Kunst in der Geschichte

Wie der Erste Weltkrieg die Kunst von Fernand Léger umgestaltete

Quelle: The Collector

Die Erlebnisse von Fernand Léger in den Schützengräben veränderten seine Sicht auf die Kunst und verwandelten einen bürgerlichen Künstler in einen Kämpfer für die Rechte der Arbeiter.

Der Erste Weltkrieg, der erste wahrhaft globale militärische Konflikt, hinterließ Narben und prägte ganze Generationen von Männern und Frauen neu. Für viele schien es, als könne Kunst im herkömmlichen Sinne nach solcher Zerstörung nicht mehr existieren. Für einen vielversprechenden jungen Kubisten namens Fernand Léger war der Kriegseinsatz ein traumatisches und prägendes Erlebnis. Nachdem er einen Senfgasangriff nur knapp überlebt hatte, veränderte Léger seinen Malstil und seine künstlerischen Ziele radikal.

Wer war Fernand Léger?

Fernand Léger, eine legendäre Figur der kubistischen Bewegung, wurde 1881 im Nordosten Frankreichs in eine Familie von Viehhändlern geboren. Sein Vater starb, als Léger erst zwei Jahre alt war – ein tragisches Ereignis, das seltsamerweise zu seiner späteren künstlerischen Karriere beitrug. Wie der Künstler selbst sagte, hätte sein Vater gelebt, wäre er wohl ein weiterer Bauer geworden und hätte keine Gelegenheit gehabt, seine kreativen Neigungen zu erkunden.

● ● ● ● ● ● ●

— Arbeitsanweisungen —
a - Übertragen Sie folgenden Satz aus dem Quellenauszug ins Englische: „Nachdem er einen Senfgasangriff nur knapp überlebt hatte, veränderte Léger seinen Malstil und seine künstlerischen Ziele radikal.“
b - Entscheiden Sie anhand des Quellenauszugs, ob die Aussagen zutreffen, und antworten Sie jeweils mit „ja“ oder „nein“ sowie den ausschlaggebenden Worten im genauen Wortlaut: (i) Léger wurde 1881 im Nordosten Frankreichs geboren. (ii) Légers Vater starb, als Léger zehn Jahre alt war. (iii) Léger überlebte einen Senfgasangriff nur knapp.
c - Fassen Sie den Absatz des Quellenauszugs, der mit „Fernand Léger, eine legendäre Figur“ beginnt, als Liste zusammen, ohne seine wesentlichen Fakten wegzulassen.

● ● ● ● ● ● ●

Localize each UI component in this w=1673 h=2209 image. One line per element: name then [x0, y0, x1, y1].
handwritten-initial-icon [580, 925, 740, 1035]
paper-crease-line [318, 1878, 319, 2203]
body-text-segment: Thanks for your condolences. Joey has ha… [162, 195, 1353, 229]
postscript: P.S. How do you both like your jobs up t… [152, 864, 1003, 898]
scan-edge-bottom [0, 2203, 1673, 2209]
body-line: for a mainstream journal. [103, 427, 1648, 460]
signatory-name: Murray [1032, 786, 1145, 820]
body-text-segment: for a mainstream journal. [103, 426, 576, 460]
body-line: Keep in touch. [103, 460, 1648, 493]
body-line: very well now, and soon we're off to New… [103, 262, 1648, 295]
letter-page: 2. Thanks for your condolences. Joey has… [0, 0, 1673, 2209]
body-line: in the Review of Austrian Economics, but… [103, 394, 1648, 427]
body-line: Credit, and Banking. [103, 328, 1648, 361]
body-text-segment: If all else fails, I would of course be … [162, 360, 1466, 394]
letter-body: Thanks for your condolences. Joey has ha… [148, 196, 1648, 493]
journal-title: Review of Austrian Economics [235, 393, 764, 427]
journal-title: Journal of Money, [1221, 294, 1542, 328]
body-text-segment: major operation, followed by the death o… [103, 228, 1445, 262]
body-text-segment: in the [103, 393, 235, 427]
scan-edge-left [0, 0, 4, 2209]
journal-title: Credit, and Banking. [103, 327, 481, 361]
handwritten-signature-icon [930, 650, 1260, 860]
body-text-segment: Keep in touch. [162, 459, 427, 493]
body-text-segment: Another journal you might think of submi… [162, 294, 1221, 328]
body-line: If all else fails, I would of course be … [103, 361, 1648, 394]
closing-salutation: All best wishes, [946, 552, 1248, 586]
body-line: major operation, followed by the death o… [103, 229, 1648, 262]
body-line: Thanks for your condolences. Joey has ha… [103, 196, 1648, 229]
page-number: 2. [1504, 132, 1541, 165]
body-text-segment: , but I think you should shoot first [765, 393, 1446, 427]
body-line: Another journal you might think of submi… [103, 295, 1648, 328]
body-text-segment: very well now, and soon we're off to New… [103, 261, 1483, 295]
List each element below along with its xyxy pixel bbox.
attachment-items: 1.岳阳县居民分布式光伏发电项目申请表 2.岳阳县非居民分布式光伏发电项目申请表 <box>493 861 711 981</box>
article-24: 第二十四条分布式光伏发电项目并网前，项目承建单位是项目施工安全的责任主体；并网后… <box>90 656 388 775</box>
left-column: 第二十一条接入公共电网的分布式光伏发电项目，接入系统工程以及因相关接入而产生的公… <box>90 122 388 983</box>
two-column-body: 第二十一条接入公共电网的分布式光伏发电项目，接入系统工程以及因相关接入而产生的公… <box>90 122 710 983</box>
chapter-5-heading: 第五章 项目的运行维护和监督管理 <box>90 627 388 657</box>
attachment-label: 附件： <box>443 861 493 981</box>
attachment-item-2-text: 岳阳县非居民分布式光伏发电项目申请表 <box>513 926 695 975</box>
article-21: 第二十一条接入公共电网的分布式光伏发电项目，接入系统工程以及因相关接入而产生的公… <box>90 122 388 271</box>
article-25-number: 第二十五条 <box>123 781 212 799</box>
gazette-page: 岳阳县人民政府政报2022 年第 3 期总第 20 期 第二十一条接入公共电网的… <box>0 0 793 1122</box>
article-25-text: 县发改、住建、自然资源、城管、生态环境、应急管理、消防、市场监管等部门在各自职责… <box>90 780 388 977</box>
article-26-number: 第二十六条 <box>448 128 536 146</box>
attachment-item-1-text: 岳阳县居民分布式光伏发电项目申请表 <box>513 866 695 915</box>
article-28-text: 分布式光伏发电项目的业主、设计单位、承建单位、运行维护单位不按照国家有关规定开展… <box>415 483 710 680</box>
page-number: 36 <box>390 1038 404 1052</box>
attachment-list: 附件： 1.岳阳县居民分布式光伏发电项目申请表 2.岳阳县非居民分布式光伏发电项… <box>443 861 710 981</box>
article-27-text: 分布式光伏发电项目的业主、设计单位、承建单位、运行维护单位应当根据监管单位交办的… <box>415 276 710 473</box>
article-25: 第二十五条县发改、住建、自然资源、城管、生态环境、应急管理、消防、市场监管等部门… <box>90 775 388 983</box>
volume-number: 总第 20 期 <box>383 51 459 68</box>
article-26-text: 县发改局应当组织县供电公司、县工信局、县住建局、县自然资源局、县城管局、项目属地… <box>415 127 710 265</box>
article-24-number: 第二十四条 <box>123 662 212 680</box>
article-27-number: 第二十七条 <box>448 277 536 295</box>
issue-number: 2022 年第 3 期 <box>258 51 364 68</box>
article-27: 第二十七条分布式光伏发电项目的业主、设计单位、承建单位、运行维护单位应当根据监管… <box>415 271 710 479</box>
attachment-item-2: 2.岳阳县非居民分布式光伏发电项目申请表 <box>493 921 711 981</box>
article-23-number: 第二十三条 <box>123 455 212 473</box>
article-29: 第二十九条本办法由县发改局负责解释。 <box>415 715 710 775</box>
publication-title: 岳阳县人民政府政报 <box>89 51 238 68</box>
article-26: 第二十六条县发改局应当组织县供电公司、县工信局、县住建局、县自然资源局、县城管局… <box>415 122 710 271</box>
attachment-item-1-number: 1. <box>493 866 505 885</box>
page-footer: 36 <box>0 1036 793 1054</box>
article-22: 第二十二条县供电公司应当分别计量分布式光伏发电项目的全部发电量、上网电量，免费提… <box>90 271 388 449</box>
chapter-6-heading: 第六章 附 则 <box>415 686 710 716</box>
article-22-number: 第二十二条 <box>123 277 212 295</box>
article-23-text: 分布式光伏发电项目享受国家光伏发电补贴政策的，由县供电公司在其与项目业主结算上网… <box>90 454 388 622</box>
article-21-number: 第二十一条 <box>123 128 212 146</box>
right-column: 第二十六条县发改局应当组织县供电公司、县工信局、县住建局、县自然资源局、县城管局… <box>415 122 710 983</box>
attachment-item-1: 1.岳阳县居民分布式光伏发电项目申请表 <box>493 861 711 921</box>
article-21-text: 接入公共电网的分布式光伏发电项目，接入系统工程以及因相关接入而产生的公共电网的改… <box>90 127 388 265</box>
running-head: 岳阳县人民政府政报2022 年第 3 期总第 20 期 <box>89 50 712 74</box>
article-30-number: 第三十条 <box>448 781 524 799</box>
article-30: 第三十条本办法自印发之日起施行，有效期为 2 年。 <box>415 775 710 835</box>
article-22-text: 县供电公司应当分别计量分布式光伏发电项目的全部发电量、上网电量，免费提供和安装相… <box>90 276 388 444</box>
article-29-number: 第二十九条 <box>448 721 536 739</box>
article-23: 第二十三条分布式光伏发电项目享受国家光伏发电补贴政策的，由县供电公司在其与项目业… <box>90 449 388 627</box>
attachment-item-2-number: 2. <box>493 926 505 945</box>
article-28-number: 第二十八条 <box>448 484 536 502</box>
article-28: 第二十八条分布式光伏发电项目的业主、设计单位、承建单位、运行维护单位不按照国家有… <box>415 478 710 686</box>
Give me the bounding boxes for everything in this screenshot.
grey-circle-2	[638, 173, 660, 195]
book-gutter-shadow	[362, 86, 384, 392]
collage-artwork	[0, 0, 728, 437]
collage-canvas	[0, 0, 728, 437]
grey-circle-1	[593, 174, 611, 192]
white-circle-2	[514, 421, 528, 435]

● ● ● ● ● ● ●

— Lösungen je Aufgabe —
a - After narrowly surviving a mustard gas attack, Léger radically changed his painting style and his artistic goals.

b -
(i) Ja: „wurde 1881 im Nordosten Frankreichs in eine Familie von Viehhändlern geboren“
(ii) Nein: „Sein Vater starb, als Léger erst zwei Jahre alt war“
(iii) Ja: „Nachdem er einen Senfgasangriff nur knapp überlebt hatte“

c -
- Fernand Léger gilt als legendäre Figur der kubistischen Bewegung.
- Er wurde 1881 im Nordosten Frankreichs in eine Familie von Viehhändlern geboren.
- Sein Vater starb, als Léger zwei Jahre alt war.
- Nach Légers eigener Aussage wäre er sonst wohl Bauer geworden und hätte seine kreativen Neigungen nicht erkunden können.